======== Provided data ========

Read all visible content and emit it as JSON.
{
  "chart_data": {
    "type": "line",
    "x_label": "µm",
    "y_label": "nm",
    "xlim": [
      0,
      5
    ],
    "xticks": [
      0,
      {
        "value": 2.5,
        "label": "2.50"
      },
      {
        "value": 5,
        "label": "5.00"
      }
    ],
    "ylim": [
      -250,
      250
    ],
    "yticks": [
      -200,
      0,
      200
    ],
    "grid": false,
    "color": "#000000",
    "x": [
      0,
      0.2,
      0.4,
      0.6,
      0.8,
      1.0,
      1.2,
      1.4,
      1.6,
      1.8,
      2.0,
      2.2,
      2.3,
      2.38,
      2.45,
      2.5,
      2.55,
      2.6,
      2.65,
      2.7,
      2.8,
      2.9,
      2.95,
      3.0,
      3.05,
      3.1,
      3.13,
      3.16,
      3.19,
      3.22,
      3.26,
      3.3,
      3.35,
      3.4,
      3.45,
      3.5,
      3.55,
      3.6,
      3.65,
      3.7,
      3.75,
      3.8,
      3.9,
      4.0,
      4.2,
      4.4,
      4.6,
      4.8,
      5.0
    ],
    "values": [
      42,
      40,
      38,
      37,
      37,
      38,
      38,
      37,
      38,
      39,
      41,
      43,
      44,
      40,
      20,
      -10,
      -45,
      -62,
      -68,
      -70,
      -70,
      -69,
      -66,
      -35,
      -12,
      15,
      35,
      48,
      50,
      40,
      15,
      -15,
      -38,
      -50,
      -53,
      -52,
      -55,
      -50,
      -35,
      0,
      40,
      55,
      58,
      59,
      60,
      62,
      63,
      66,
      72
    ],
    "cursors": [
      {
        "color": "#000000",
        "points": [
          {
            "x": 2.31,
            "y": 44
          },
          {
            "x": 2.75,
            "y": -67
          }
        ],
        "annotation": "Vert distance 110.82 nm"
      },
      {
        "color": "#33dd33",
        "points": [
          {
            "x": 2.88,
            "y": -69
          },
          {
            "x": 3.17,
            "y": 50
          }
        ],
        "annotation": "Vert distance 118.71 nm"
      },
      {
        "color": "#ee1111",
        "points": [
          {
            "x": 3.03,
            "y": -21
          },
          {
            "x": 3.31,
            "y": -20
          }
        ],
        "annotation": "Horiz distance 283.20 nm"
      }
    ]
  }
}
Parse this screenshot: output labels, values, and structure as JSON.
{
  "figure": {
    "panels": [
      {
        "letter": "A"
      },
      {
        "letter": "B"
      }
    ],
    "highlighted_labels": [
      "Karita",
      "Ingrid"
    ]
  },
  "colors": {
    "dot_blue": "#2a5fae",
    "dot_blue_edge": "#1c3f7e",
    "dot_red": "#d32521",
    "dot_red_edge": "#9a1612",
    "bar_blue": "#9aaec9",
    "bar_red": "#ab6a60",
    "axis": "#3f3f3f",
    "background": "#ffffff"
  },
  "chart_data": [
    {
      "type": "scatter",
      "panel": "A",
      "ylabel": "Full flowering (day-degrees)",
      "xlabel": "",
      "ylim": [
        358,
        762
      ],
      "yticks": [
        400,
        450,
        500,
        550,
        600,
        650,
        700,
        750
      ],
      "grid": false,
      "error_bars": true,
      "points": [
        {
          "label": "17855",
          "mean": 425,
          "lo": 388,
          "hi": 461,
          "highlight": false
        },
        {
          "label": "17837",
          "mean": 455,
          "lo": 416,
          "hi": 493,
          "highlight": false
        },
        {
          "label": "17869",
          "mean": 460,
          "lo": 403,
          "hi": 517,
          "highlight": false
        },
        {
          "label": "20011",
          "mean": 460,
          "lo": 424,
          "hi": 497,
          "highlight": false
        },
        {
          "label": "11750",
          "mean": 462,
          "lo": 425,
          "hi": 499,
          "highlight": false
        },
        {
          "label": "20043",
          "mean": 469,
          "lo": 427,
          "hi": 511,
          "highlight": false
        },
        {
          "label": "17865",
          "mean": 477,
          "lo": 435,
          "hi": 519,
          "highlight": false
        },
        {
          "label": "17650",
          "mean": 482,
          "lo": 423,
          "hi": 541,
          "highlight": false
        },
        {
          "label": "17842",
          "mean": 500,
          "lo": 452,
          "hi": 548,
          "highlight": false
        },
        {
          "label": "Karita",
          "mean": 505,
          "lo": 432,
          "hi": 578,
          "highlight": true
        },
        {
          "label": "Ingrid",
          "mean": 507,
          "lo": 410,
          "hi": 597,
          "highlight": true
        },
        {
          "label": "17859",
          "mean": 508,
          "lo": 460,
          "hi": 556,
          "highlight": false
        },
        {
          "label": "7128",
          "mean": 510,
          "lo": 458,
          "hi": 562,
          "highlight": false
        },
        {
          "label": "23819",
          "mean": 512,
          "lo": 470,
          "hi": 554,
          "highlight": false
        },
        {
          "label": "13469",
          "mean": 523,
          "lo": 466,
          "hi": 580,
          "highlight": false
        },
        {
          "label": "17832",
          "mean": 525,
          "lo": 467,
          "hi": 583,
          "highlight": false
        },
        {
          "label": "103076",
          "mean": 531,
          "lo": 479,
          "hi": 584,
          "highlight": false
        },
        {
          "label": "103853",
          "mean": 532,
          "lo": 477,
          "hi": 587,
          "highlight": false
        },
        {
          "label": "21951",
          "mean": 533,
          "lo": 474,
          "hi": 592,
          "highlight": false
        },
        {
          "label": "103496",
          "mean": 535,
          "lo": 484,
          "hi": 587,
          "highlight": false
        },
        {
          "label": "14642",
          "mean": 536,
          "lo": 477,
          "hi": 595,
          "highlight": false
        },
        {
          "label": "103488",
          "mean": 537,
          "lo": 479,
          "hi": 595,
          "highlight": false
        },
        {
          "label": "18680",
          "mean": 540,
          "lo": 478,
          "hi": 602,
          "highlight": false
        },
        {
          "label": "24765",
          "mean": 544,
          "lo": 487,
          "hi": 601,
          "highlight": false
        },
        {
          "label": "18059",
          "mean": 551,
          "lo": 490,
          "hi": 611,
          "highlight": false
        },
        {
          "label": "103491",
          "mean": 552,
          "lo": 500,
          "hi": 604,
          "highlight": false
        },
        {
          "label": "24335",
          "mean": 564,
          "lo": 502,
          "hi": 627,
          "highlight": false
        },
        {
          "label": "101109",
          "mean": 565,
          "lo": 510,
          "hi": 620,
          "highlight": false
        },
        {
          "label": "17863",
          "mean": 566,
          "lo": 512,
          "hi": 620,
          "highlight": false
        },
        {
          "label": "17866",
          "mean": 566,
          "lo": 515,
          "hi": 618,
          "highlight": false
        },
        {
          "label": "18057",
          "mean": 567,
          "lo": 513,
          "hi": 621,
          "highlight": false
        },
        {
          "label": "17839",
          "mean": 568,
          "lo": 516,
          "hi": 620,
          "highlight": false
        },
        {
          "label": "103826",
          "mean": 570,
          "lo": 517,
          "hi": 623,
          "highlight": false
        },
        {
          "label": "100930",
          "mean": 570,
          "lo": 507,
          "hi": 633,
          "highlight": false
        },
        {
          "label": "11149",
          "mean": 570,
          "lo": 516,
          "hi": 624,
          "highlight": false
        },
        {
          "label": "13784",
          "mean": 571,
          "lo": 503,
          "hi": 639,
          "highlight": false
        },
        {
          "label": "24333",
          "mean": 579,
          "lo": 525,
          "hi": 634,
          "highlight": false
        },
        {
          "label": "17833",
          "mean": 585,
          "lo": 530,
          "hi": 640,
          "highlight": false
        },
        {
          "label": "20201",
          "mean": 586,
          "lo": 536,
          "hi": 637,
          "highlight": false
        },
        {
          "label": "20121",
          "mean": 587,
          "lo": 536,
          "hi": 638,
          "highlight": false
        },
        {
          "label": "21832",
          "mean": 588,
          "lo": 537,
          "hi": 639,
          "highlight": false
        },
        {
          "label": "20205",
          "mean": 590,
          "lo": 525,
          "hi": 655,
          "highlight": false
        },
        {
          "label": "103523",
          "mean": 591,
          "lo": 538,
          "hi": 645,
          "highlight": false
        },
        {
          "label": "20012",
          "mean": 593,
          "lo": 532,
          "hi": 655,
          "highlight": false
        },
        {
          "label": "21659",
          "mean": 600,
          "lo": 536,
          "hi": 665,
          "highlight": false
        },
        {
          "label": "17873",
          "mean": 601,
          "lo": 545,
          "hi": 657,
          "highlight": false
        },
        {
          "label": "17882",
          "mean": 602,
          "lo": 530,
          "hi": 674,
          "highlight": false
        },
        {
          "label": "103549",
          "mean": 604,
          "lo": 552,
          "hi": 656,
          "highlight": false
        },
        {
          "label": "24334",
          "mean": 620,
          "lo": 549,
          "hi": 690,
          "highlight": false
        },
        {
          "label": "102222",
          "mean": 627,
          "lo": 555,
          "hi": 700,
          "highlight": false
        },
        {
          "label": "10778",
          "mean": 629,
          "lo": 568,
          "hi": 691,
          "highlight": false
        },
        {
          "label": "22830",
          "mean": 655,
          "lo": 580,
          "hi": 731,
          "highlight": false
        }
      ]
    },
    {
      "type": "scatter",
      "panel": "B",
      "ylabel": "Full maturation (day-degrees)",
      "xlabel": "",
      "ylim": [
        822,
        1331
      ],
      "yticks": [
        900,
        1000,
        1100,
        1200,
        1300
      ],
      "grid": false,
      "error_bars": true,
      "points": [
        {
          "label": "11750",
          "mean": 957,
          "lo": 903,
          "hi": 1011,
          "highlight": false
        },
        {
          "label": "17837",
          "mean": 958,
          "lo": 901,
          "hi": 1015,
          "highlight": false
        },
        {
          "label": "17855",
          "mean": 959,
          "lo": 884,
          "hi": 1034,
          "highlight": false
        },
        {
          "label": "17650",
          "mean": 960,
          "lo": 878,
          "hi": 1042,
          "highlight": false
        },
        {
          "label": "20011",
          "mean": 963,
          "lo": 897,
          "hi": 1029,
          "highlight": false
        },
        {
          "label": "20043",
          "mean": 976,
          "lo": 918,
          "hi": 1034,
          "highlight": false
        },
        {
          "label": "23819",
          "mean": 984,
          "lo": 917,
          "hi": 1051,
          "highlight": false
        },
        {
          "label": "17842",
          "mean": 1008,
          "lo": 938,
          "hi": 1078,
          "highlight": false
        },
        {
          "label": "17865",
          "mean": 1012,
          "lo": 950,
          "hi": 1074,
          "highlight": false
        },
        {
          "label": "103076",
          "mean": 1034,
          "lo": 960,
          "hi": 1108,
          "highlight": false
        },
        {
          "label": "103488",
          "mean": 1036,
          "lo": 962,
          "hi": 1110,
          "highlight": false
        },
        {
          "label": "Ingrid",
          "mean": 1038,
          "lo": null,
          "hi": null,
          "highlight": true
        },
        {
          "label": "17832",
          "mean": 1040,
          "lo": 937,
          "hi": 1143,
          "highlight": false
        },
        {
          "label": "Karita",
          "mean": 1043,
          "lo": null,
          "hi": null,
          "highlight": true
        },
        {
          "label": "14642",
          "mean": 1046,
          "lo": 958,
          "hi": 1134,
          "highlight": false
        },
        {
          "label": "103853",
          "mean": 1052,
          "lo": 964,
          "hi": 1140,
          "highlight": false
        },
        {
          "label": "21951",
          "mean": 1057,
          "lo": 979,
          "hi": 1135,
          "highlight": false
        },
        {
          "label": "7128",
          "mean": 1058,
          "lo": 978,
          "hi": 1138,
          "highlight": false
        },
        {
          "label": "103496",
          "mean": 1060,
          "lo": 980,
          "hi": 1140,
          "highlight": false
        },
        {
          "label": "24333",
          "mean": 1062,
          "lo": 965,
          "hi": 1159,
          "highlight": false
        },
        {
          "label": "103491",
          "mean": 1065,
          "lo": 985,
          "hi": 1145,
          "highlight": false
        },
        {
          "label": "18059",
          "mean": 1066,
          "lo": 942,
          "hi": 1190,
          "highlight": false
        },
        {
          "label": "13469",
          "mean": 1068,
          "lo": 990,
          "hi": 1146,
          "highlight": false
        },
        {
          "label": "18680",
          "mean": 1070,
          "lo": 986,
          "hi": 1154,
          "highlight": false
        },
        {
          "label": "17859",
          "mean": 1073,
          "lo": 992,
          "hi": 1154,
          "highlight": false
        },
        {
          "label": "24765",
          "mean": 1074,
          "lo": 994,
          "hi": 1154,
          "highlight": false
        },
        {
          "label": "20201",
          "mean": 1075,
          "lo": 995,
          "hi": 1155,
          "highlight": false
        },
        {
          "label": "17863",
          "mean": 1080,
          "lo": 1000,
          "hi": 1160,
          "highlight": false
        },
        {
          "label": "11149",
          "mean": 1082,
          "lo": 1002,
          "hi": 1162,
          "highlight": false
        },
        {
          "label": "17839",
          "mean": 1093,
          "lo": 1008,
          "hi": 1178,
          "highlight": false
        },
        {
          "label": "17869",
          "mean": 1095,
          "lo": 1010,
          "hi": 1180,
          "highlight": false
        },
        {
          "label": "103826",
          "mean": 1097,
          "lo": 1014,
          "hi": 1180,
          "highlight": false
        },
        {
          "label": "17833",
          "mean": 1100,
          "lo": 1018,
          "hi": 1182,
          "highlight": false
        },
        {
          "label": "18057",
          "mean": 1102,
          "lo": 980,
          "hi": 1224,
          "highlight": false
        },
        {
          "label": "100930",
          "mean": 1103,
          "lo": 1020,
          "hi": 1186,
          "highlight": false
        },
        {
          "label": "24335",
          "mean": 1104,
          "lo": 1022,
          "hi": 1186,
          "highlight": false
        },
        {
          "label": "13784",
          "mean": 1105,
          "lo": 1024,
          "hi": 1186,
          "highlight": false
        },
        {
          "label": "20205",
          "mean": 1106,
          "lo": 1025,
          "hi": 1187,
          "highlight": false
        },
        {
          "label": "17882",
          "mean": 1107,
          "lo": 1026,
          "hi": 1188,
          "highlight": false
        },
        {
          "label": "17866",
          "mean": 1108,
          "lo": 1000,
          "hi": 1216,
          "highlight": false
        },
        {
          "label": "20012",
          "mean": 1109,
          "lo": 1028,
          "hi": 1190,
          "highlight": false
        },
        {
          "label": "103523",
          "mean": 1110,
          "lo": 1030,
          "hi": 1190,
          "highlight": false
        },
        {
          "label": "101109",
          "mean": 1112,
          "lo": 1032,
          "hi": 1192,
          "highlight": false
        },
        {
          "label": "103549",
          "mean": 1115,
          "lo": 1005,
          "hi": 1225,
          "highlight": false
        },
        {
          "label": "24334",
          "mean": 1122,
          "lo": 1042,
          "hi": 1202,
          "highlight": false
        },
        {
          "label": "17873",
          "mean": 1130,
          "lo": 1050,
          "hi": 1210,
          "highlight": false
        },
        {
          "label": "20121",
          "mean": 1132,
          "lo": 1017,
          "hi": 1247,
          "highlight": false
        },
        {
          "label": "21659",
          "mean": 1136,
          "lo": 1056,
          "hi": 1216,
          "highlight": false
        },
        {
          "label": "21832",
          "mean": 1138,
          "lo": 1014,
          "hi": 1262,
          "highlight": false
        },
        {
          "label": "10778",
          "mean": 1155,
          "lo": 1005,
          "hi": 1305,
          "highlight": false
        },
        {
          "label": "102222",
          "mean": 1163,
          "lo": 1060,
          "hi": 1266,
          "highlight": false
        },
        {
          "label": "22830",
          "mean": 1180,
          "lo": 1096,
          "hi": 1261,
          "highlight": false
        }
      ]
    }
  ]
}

========

Find the word "ylabel" in the material, then list each line that holds it.

▶ _Output below_:
      "ylabel": "Full flowering (day-degrees)",
      "ylabel": "Full maturation (day-degrees)",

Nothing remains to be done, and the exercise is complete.